• [Stored data]:
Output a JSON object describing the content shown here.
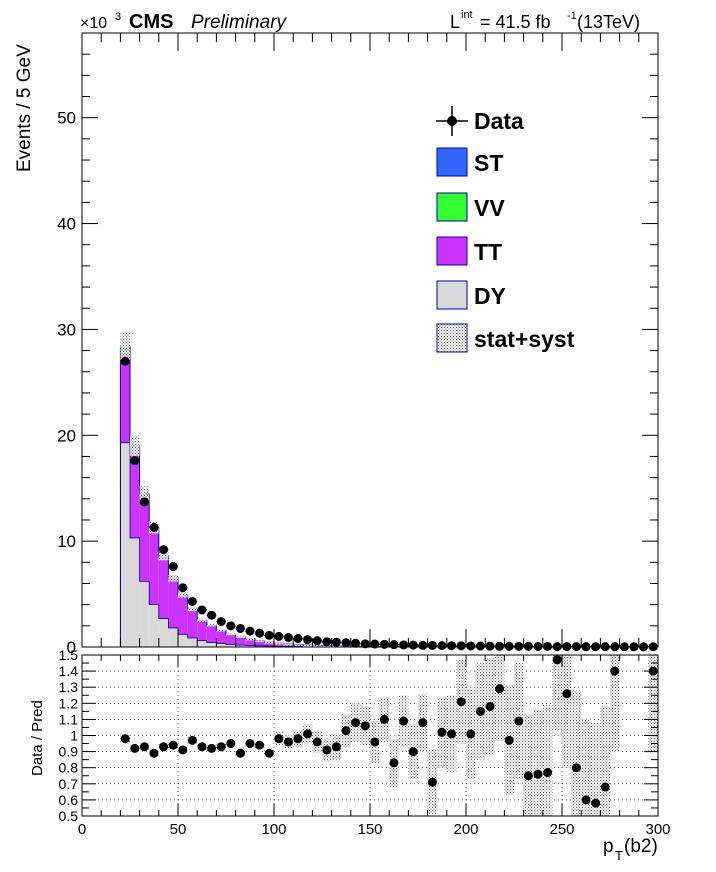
{
  "header": {
    "exponent_prefix": "×10",
    "exponent_power": "3",
    "experiment": "CMS",
    "status": "Preliminary",
    "lumi_prefix": "L",
    "lumi_superscript": "int",
    "lumi_value": " = 41.5 fb",
    "lumi_unit_power": "-1",
    "lumi_energy": " (13TeV)"
  },
  "colors": {
    "ST": "#3366ff",
    "VV": "#33ff33",
    "TT": "#cc33ff",
    "DY": "#d9d9d9",
    "outline": "#0000aa",
    "data": "#000000",
    "unc": "#777777"
  },
  "chart_data": [
    {
      "type": "bar",
      "stacked": true,
      "ylabel": "Events / 5 GeV",
      "yscale_note": "×10^3",
      "xlim": [
        0,
        300
      ],
      "ylim": [
        0,
        58
      ],
      "yticks": [
        "0",
        "10",
        "20",
        "30",
        "40",
        "50"
      ],
      "bin_width": 5,
      "bin_low_edges": [
        20,
        25,
        30,
        35,
        40,
        45,
        50,
        55,
        60,
        65,
        70,
        75,
        80,
        85,
        90,
        95,
        100,
        105,
        110,
        115,
        120,
        125,
        130,
        135,
        140,
        145,
        150,
        155,
        160,
        165,
        170,
        175,
        180,
        185,
        190,
        195,
        200,
        205,
        210,
        215,
        220,
        225,
        230,
        235,
        240,
        245,
        250,
        255,
        260,
        265,
        270,
        275,
        280,
        285,
        290,
        295
      ],
      "legend": [
        "Data",
        "ST",
        "VV",
        "TT",
        "DY",
        "stat+syst"
      ],
      "legend_position": "top-right",
      "series": [
        {
          "name": "DY",
          "values": [
            19.3,
            10.3,
            6.2,
            4.0,
            2.7,
            1.8,
            1.2,
            0.85,
            0.6,
            0.43,
            0.32,
            0.24,
            0.18,
            0.14,
            0.11,
            0.09,
            0.07,
            0.06,
            0.05,
            0.04,
            0.035,
            0.03,
            0.025,
            0.02,
            0.018,
            0.015,
            0.013,
            0.011,
            0.01,
            0.009,
            0.008,
            0.007,
            0.006,
            0.005,
            0.005,
            0.004,
            0.004,
            0.003,
            0.003,
            0.003,
            0.003,
            0.002,
            0.002,
            0.002,
            0.002,
            0.002,
            0.002,
            0.001,
            0.001,
            0.001,
            0.001,
            0.001,
            0.001,
            0.001,
            0.001,
            0.001
          ]
        },
        {
          "name": "TT",
          "values": [
            8.5,
            8.2,
            7.8,
            6.9,
            5.6,
            4.45,
            3.5,
            2.55,
            1.8,
            1.52,
            1.18,
            0.9,
            0.72,
            0.56,
            0.44,
            0.34,
            0.27,
            0.21,
            0.17,
            0.13,
            0.11,
            0.085,
            0.07,
            0.055,
            0.045,
            0.036,
            0.03,
            0.025,
            0.02,
            0.017,
            0.014,
            0.012,
            0.01,
            0.008,
            0.007,
            0.006,
            0.005,
            0.004,
            0.004,
            0.003,
            0.003,
            0.002,
            0.002,
            0.002,
            0.002,
            0.001,
            0.001,
            0.001,
            0.001,
            0.001,
            0.001,
            0.001,
            0.001,
            0.001,
            0.001,
            0.001
          ]
        },
        {
          "name": "VV",
          "values": [
            0.15,
            0.12,
            0.1,
            0.08,
            0.06,
            0.05,
            0.04,
            0.03,
            0.02,
            0.02,
            0.015,
            0.01,
            0.01,
            0.008,
            0.006,
            0.005,
            0.004,
            0.003,
            0.003,
            0.002,
            0.002,
            0.002,
            0.001,
            0.001,
            0.001,
            0.001,
            0.001,
            0.001,
            0.001,
            0.001,
            0.001,
            0.001,
            0.001,
            0.0,
            0.0,
            0.0,
            0.0,
            0.0,
            0.0,
            0.0,
            0.0,
            0.0,
            0.0,
            0.0,
            0.0,
            0.0,
            0.0,
            0.0,
            0.0,
            0.0,
            0.0,
            0.0,
            0.0,
            0.0,
            0.0,
            0.0
          ]
        },
        {
          "name": "ST",
          "values": [
            0.4,
            0.38,
            0.35,
            0.3,
            0.25,
            0.2,
            0.16,
            0.12,
            0.09,
            0.07,
            0.05,
            0.04,
            0.03,
            0.025,
            0.02,
            0.016,
            0.013,
            0.01,
            0.008,
            0.006,
            0.005,
            0.004,
            0.003,
            0.003,
            0.002,
            0.002,
            0.002,
            0.001,
            0.001,
            0.001,
            0.001,
            0.001,
            0.001,
            0.001,
            0.0,
            0.0,
            0.0,
            0.0,
            0.0,
            0.0,
            0.0,
            0.0,
            0.0,
            0.0,
            0.0,
            0.0,
            0.0,
            0.0,
            0.0,
            0.0,
            0.0,
            0.0,
            0.0,
            0.0,
            0.0,
            0.0
          ]
        },
        {
          "name": "Data",
          "values": [
            27.0,
            17.6,
            13.7,
            11.3,
            9.2,
            7.6,
            5.6,
            4.3,
            3.5,
            3.0,
            2.4,
            2.0,
            1.75,
            1.5,
            1.3,
            1.1,
            1.0,
            0.9,
            0.8,
            0.7,
            0.6,
            0.5,
            0.45,
            0.4,
            0.35,
            0.3,
            0.28,
            0.25,
            0.22,
            0.2,
            0.18,
            0.16,
            0.15,
            0.13,
            0.12,
            0.11,
            0.1,
            0.09,
            0.08,
            0.07,
            0.07,
            0.06,
            0.06,
            0.05,
            0.05,
            0.04,
            0.04,
            0.04,
            0.03,
            0.03,
            0.03,
            0.03,
            0.02,
            0.02,
            0.02,
            0.02
          ]
        }
      ],
      "uncertainty_fraction": 0.05
    },
    {
      "type": "scatter",
      "ylabel": "Data / Pred",
      "xlabel_main": "p",
      "xlabel_sub": "T",
      "xlabel_tail": "(b2)",
      "xlim": [
        0,
        300
      ],
      "ylim": [
        0.5,
        1.5
      ],
      "xticks": [
        "0",
        "50",
        "100",
        "150",
        "200",
        "250",
        "300"
      ],
      "yticks": [
        "0.5",
        "0.6",
        "0.7",
        "0.8",
        "0.9",
        "1",
        "1.1",
        "1.2",
        "1.3",
        "1.4",
        "1.5"
      ],
      "grid": true,
      "x": [
        22.5,
        27.5,
        32.5,
        37.5,
        42.5,
        47.5,
        52.5,
        57.5,
        62.5,
        67.5,
        72.5,
        77.5,
        82.5,
        87.5,
        92.5,
        97.5,
        102.5,
        107.5,
        112.5,
        117.5,
        122.5,
        127.5,
        132.5,
        137.5,
        142.5,
        147.5,
        152.5,
        157.5,
        162.5,
        167.5,
        172.5,
        177.5,
        182.5,
        187.5,
        192.5,
        197.5,
        202.5,
        207.5,
        212.5,
        217.5,
        222.5,
        227.5,
        232.5,
        237.5,
        242.5,
        247.5,
        252.5,
        257.5,
        262.5,
        267.5,
        272.5,
        277.5,
        297.5
      ],
      "ratio": [
        0.98,
        0.92,
        0.93,
        0.89,
        0.93,
        0.94,
        0.91,
        0.97,
        0.93,
        0.92,
        0.93,
        0.95,
        0.89,
        0.95,
        0.94,
        0.89,
        0.98,
        0.96,
        0.98,
        1.01,
        0.96,
        0.91,
        0.93,
        1.03,
        1.08,
        1.06,
        0.96,
        1.1,
        0.83,
        1.09,
        0.9,
        1.08,
        0.71,
        1.02,
        1.01,
        1.21,
        1.01,
        1.15,
        1.18,
        1.29,
        0.97,
        1.09,
        0.75,
        0.76,
        0.77,
        1.47,
        1.26,
        0.8,
        0.6,
        0.58,
        0.68,
        1.4,
        1.4
      ],
      "ratio_unc": [
        0.02,
        0.02,
        0.02,
        0.02,
        0.02,
        0.02,
        0.02,
        0.02,
        0.02,
        0.02,
        0.02,
        0.02,
        0.02,
        0.02,
        0.02,
        0.02,
        0.04,
        0.04,
        0.05,
        0.06,
        0.07,
        0.07,
        0.08,
        0.1,
        0.12,
        0.12,
        0.13,
        0.14,
        0.15,
        0.16,
        0.17,
        0.18,
        0.2,
        0.22,
        0.24,
        0.26,
        0.28,
        0.3,
        0.3,
        0.32,
        0.34,
        0.36,
        0.38,
        0.4,
        0.42,
        0.44,
        0.46,
        0.48,
        0.5,
        0.5,
        0.5,
        0.5,
        0.5
      ]
    }
  ]
}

• [Task goal]:
Copy each line of the preceding data that contains the string "ylabel".

• [Solution]:
      "ylabel": "Events / 5 GeV",
      "ylabel": "Data / Pred",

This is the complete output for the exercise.